● GIVEN TASK:
All entries must be extracted exactly, with nothing added or dropped.

● EXTRACTED RECORDS:
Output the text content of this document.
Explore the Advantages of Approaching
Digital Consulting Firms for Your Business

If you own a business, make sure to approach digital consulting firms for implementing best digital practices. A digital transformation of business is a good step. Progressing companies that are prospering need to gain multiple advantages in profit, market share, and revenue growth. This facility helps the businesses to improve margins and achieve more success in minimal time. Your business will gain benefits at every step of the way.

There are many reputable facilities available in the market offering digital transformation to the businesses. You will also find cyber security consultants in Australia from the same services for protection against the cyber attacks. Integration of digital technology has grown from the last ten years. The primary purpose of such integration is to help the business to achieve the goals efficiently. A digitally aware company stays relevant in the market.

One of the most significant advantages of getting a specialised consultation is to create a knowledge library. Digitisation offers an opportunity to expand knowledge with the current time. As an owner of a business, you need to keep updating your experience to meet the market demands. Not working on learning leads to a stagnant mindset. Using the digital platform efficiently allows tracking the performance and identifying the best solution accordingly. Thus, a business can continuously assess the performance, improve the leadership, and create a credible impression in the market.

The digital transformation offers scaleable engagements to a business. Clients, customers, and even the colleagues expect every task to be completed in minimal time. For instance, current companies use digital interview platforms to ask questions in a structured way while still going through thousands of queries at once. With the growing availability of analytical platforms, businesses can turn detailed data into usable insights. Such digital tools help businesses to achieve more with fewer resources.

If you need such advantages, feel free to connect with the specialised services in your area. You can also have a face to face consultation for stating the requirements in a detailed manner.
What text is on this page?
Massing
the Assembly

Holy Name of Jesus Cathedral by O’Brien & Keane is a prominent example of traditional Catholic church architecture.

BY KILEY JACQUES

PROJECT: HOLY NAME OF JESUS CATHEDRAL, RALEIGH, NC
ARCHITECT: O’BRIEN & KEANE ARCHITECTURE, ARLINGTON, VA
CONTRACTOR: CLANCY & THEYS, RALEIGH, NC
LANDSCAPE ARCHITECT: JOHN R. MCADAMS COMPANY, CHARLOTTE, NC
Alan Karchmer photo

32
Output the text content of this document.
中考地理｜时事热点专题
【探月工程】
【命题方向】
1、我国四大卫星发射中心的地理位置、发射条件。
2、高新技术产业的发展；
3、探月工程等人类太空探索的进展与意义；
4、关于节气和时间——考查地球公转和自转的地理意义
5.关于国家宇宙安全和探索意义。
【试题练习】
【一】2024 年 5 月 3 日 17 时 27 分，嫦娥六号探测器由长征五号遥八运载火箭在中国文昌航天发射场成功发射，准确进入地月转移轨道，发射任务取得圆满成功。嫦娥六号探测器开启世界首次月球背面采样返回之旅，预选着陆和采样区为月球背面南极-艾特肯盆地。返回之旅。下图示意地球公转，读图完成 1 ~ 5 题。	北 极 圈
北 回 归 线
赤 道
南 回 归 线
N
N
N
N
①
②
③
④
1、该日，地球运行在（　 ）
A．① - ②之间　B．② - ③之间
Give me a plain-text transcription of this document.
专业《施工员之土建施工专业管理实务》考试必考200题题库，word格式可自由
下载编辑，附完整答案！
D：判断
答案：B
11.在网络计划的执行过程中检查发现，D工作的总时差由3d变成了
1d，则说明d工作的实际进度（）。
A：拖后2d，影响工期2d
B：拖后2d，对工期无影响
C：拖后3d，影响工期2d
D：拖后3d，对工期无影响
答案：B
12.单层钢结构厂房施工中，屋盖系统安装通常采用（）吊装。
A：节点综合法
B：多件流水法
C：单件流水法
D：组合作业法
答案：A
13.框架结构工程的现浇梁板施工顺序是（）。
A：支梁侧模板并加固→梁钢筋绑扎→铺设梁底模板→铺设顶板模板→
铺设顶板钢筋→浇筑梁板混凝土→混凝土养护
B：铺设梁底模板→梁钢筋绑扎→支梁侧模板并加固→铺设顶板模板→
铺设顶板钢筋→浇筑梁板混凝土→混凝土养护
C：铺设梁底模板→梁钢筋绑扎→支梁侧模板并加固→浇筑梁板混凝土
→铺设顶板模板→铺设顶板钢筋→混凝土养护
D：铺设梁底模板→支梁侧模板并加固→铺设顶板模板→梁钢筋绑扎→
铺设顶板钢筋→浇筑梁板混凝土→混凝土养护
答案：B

● EXERCISE RESULT:
Output the text content of this document.
Explore the Advantages of Approaching
Digital Consulting Firms for Your Business

If you own a business, make sure to approach digital consulting firms for implementing best digital practices. A digital transformation of business is a good step. Progressing companies that are prospering need to gain multiple advantages in profit, market share, and revenue growth. This facility helps the businesses to improve margins and achieve more success in minimal time. Your business will gain benefits at every step of the way.

There are many reputable facilities available in the market offering digital transformation to the businesses. You will also find cyber security consultants in Australia from the same services for protection against the cyber attacks. Integration of digital technology has grown from the last ten years. The primary purpose of such integration is to help the business to achieve the goals efficiently. A digitally aware company stays relevant in the market.

One of the most significant advantages of getting a specialised consultation is to create a knowledge library. Digitisation offers an opportunity to expand knowledge with the current time. As an owner of a business, you need to keep updating your experience to meet the market demands. Not working on learning leads to a stagnant mindset. Using the digital platform efficiently allows tracking the performance and identifying the best solution accordingly. Thus, a business can continuously assess the performance, improve the leadership, and create a credible impression in the market.

The digital transformation offers scaleable engagements to a business. Clients, customers, and even the colleagues expect every task to be completed in minimal time. For instance, current companies use digital interview platforms to ask questions in a structured way while still going through thousands of queries at once. With the growing availability of analytical platforms, businesses can turn detailed data into usable insights. Such digital tools help businesses to achieve more with fewer resources.

If you need such advantages, feel free to connect with the specialised services in your area. You can also have a face to face consultation for stating the requirements in a detailed manner.
What text is on this page?
Massing
the Assembly

Holy Name of Jesus Cathedral by O’Brien & Keane is a prominent example of traditional Catholic church architecture.

BY KILEY JACQUES

PROJECT: HOLY NAME OF JESUS CATHEDRAL, RALEIGH, NC
ARCHITECT: O’BRIEN & KEANE ARCHITECTURE, ARLINGTON, VA
CONTRACTOR: CLANCY & THEYS, RALEIGH, NC
LANDSCAPE ARCHITECT: JOHN R. MCADAMS COMPANY, CHARLOTTE, NC
Alan Karchmer photo

32
Output the text content of this document.
中考地理｜时事热点专题
【探月工程】
【命题方向】
1、我国四大卫星发射中心的地理位置、发射条件。
2、高新技术产业的发展；
3、探月工程等人类太空探索的进展与意义；
4、关于节气和时间——考查地球公转和自转的地理意义
5.关于国家宇宙安全和探索意义。
【试题练习】
【一】2024 年 5 月 3 日 17 时 27 分，嫦娥六号探测器由长征五号遥八运载火箭在中国文昌航天发射场成功发射，准确进入地月转移轨道，发射任务取得圆满成功。嫦娥六号探测器开启世界首次月球背面采样返回之旅，预选着陆和采样区为月球背面南极-艾特肯盆地。返回之旅。下图示意地球公转，读图完成 1 ~ 5 题。	北 极 圈
北 回 归 线
赤 道
南 回 归 线
N
N
N
N
①
②
③
④
1、该日，地球运行在（　 ）
A．① - ②之间　B．② - ③之间
Give me a plain-text transcription of this document.
专业《施工员之土建施工专业管理实务》考试必考200题题库，word格式可自由
下载编辑，附完整答案！
D：判断
答案：B
11.在网络计划的执行过程中检查发现，D工作的总时差由3d变成了
1d，则说明d工作的实际进度（）。
A：拖后2d，影响工期2d
B：拖后2d，对工期无影响
C：拖后3d，影响工期2d
D：拖后3d，对工期无影响
答案：B
12.单层钢结构厂房施工中，屋盖系统安装通常采用（）吊装。
A：节点综合法
B：多件流水法
C：单件流水法
D：组合作业法
答案：A
13.框架结构工程的现浇梁板施工顺序是（）。
A：支梁侧模板并加固→梁钢筋绑扎→铺设梁底模板→铺设顶板模板→
铺设顶板钢筋→浇筑梁板混凝土→混凝土养护
B：铺设梁底模板→梁钢筋绑扎→支梁侧模板并加固→铺设顶板模板→
铺设顶板钢筋→浇筑梁板混凝土→混凝土养护
C：铺设梁底模板→梁钢筋绑扎→支梁侧模板并加固→浇筑梁板混凝土
→铺设顶板模板→铺设顶板钢筋→混凝土养护
D：铺设梁底模板→支梁侧模板并加固→铺设顶板模板→梁钢筋绑扎→
铺设顶板钢筋→浇筑梁板混凝土→混凝土养护
答案：B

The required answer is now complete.